= Selection =
==*==

Friday, February 3, 2012

Murder in the mud pools

Colour Scheme, Ngaio Marsh

As I've mentioned before, I discovered Ngaio Marsh a few years ago through the television series.  I was interested enough to look for the books, and I enjoyed the ones I read, primarily the early ones set before World War II.  But I moved on to other books before I read all that I had collected, leaving several on the TBR pile.  Last year I read Scales of Justice, which I thought pretty dull.  I can't say that Colour Scheme is dull, but I'm starting to wonder if I've just lost my taste for Marsh's books.

I had high hopes for this one, just from the setting: New Zealand during the second world war.  I don't think I have ever read a book set in New Zealand, and I know nothing about the home front there (or in Australia) during the war.  The story is set in a shabby little resort built on the thermal baths at Wai-ata-tapu Springs, on the northwest coast.  Colonel and Mrs. Claire run the place with their two grown children, Barbara and Simon, and Mrs. Claire's brother Dr. James Ackrington, retired from his London practice.  Dr. Ackrington believes that a paying guest, Maurice Questing, is a fifth-columnist providing information on Allied shipping.  He writes a letter setting out his suspicions to Chief Inspector Roderick Alleyn, who has come to New Zealand to investigate such activities.  Soon after, other guests arrive at the hotel: the famous stage actor Geoffrey Gaunt, with his secretary Dikon Bell, and Septimus Falls, a gentleman suffering from lumbago.  (It doesn't take much detective skill to figure out who is there under an alias.)

Maurice Questing has been making enemies.  He has a financial hold over Colonel Claire and drops broad hints about taking over the resort.  He has been making advances to Barbara.  He has upset the Maori living in a nearby village (pa) by trespassing on sacred territory in their reserve and by showing too much interest in Huia, a maid at the resort and the great-granddaughter of the local clan's chief Rua.  He toad-eats Gaunt and tries to use his celebrity to draw attention to the resort.  The resort handyman Bert Smith thinks Questing tried to kill him, and Simon also thinks he is an enemy agent.  So there is no shortage of suspects when Questing goes missing, presumed to have fallen (or been pushed) to a horrible death in one of the boiling mud pools that dot the area.

==*==

= What you need to do =
**a.** In the review of Colour Scheme, do these statements agree with the text? (i) The resort stands on the northeast coast of New Zealand. (ii) Dr. James Ackrington is Mrs. Claire's brother. (iii) The reviewer found Scales of Justice dull. Answer yes or no for each, quoting the deciding words.
**b.** According to the review of Colour Scheme, what ailment does Septimus Falls suffer from?
**c.** Extend the review of Colour Scheme, picking up after its final sentence.

= Given entries =
==*==

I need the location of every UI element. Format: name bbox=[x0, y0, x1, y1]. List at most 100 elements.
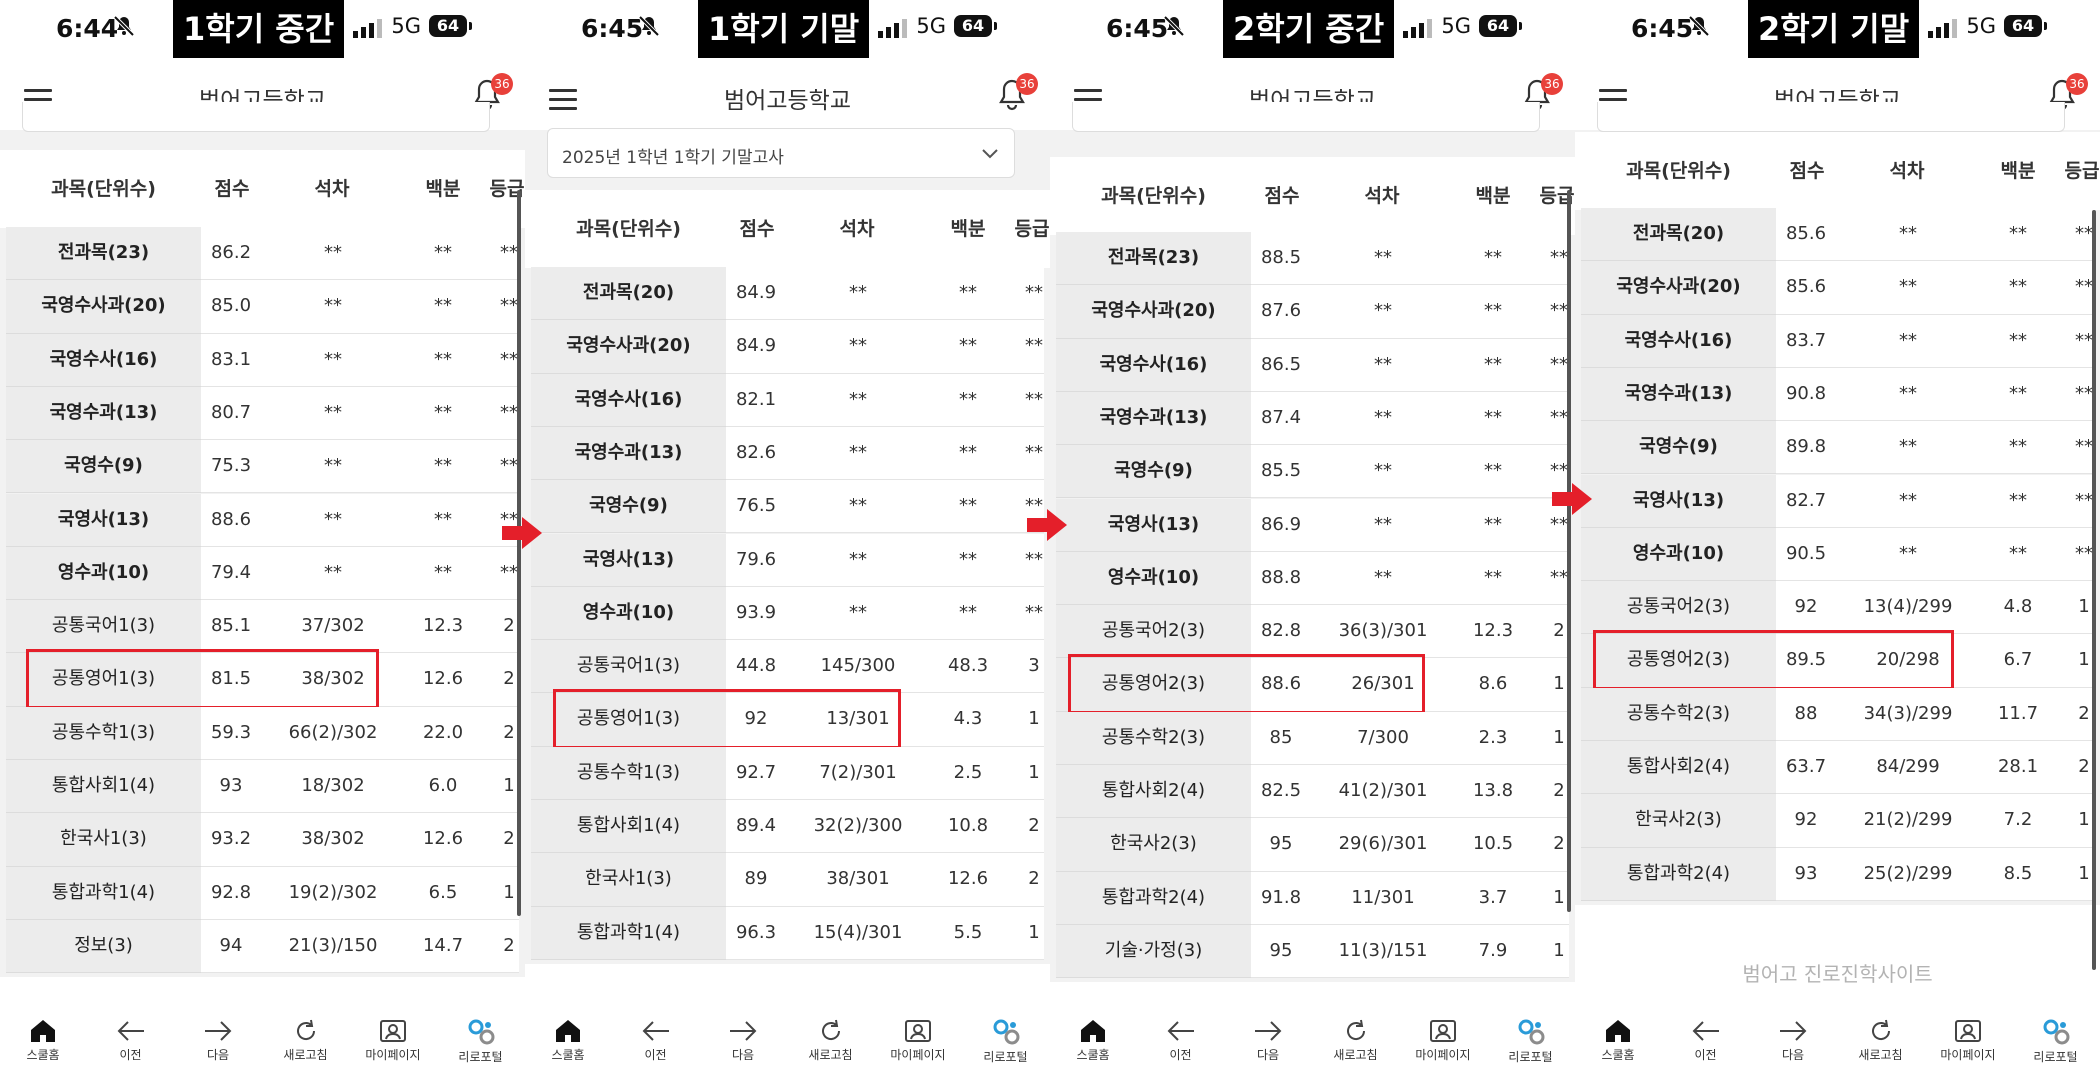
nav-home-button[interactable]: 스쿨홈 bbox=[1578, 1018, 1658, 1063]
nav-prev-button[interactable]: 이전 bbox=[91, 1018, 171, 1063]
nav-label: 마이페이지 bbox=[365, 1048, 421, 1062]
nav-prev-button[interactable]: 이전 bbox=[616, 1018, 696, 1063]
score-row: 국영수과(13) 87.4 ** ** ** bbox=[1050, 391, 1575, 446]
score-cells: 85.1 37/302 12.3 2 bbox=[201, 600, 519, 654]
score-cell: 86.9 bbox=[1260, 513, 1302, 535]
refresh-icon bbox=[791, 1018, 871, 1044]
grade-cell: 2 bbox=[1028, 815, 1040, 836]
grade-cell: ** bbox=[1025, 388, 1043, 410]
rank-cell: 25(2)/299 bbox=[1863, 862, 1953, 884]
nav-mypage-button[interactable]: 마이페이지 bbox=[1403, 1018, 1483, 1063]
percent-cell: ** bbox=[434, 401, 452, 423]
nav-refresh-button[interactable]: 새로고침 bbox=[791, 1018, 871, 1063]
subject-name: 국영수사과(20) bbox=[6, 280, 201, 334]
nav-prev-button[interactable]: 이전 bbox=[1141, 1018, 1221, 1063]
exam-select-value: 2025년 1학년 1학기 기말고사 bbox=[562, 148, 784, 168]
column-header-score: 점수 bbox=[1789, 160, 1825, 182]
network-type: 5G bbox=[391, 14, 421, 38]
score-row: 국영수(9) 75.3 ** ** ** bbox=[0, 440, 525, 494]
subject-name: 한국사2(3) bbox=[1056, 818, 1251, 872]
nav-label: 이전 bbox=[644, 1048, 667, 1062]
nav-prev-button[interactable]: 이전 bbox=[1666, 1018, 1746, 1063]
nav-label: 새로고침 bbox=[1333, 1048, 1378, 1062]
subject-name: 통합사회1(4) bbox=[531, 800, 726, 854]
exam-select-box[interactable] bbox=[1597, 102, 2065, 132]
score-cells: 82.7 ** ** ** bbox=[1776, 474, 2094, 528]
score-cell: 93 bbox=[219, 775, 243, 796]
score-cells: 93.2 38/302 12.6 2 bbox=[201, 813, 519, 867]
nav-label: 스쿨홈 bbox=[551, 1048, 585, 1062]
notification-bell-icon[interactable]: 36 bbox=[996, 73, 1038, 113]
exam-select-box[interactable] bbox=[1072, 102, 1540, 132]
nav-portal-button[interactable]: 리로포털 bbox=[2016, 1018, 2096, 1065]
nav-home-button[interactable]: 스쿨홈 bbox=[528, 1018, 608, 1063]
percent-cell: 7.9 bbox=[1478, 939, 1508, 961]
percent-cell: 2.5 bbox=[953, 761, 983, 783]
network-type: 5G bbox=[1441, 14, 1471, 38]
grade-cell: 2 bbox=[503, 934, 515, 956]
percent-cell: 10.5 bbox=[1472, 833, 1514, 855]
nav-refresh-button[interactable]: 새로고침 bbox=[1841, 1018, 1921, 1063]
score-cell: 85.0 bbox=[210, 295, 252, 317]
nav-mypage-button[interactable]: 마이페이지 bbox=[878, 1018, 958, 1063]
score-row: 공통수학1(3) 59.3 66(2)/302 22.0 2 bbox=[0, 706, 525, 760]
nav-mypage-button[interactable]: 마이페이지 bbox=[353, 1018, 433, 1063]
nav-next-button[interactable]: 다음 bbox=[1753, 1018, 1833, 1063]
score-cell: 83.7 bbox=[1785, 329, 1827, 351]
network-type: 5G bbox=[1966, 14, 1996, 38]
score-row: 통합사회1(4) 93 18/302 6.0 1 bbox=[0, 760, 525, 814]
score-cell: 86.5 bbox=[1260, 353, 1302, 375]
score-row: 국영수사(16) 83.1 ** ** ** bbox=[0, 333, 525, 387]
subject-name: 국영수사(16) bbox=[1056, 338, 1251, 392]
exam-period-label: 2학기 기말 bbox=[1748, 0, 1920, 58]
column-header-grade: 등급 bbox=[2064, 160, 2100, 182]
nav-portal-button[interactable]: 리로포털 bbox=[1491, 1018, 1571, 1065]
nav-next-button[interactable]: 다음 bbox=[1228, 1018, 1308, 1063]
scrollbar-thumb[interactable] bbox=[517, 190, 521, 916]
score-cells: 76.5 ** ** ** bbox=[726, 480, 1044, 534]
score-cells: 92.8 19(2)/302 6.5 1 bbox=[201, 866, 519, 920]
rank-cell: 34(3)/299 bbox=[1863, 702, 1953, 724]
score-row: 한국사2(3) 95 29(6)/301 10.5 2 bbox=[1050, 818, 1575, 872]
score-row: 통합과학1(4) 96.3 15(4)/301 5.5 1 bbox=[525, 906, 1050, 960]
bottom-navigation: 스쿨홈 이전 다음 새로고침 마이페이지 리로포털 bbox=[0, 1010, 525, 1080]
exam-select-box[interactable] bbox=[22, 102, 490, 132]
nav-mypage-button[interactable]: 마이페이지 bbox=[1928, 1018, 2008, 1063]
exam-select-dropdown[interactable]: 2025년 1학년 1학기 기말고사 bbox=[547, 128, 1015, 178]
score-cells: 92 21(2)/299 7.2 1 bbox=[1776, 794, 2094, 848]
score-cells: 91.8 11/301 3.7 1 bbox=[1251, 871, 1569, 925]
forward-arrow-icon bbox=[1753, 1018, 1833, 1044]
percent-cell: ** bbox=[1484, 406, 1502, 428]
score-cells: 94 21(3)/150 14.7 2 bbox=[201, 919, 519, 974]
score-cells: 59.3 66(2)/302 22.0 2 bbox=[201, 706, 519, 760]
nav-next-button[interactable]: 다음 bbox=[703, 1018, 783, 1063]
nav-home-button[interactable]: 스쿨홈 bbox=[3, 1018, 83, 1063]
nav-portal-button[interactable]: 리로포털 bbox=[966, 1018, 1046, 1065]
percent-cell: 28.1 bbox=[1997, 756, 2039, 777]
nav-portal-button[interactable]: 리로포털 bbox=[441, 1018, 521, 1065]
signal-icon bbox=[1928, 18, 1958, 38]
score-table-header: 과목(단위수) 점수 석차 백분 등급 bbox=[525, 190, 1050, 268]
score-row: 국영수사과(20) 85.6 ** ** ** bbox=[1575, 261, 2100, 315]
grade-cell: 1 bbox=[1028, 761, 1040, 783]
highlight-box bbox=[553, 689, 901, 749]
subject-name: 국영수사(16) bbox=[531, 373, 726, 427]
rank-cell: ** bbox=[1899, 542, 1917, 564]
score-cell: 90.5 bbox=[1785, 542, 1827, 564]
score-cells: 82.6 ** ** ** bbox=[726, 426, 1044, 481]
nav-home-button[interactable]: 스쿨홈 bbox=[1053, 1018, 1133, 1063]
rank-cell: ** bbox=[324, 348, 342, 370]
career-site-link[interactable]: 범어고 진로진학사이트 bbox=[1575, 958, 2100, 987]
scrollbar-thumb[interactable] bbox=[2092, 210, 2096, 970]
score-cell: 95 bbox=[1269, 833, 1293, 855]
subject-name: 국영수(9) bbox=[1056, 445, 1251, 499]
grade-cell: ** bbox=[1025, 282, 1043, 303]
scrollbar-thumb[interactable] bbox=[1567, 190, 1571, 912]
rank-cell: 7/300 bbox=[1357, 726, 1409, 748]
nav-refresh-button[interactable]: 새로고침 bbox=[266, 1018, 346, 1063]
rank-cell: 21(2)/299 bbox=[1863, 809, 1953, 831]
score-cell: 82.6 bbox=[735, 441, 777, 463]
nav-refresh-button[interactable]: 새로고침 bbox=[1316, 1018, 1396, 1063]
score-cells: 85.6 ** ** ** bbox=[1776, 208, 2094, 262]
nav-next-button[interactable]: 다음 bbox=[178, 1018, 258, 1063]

==*==

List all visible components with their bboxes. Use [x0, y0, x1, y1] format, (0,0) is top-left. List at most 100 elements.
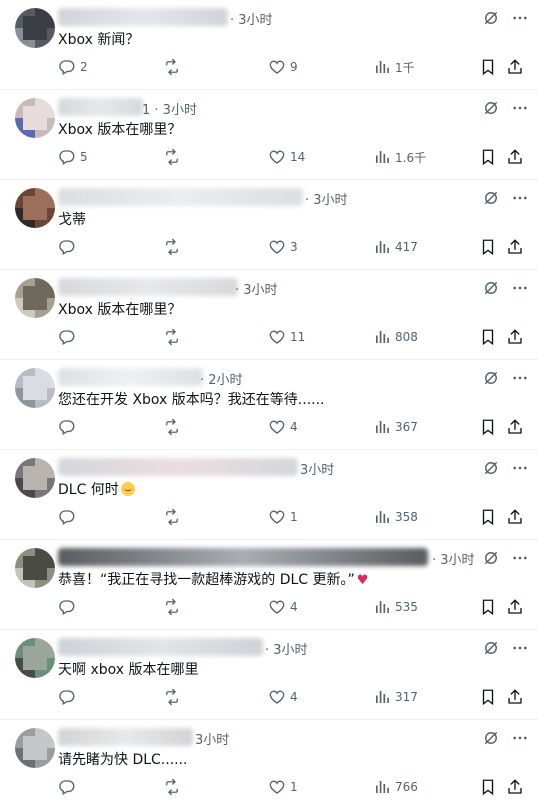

==*==

= Task-by-task results =
**a.**
(i) No: "on the northwest coast."
(ii) Yes: "Mrs. Claire's brother Dr. James Ackrington"
(iii) Yes: "which I thought pretty dull"

**b.** Lumbago.

**c.**
Marsh takes almost half the book to set the stage, introduce the characters, and draw the lines of conflict, which involve a lot of rather tiresome arguments.  Dr. Ackrington is a bully,  Gaunt is theatrical, the Colonel and his wife are woolly-minded, Simon is abrasive, Bert is surly and drunk, and Questing is vulgar.  The investigation of Questing's disappearance sends them all into over-drive, and it came as a relief to have the case solved and the book finished.

I did find the treatment of the Maori characters interesting.  I know very little about their history and culture, which the New Zealand-born Marsh would have been familiar with.  I was reminded of how Native Americans are portrayed in I Heard the Owl Call My Name: close to nature, wise, wary of outsiders, struggling to maintain their traditions against the encroachments of Anglo culture and especially concerned about the young people of the tribe, who are losing the old ways.

I will probably try the other Marsh books in the TBR stacks at some point, though I'm wondering if I'd just be better off sticking to the older books that I've read and liked.

2 comments:

  1. So not one of the better books in the Alleyn series? I read many of these one I was younger and I remember my favorite being 'Final Curtain'. I can't recall why though...:)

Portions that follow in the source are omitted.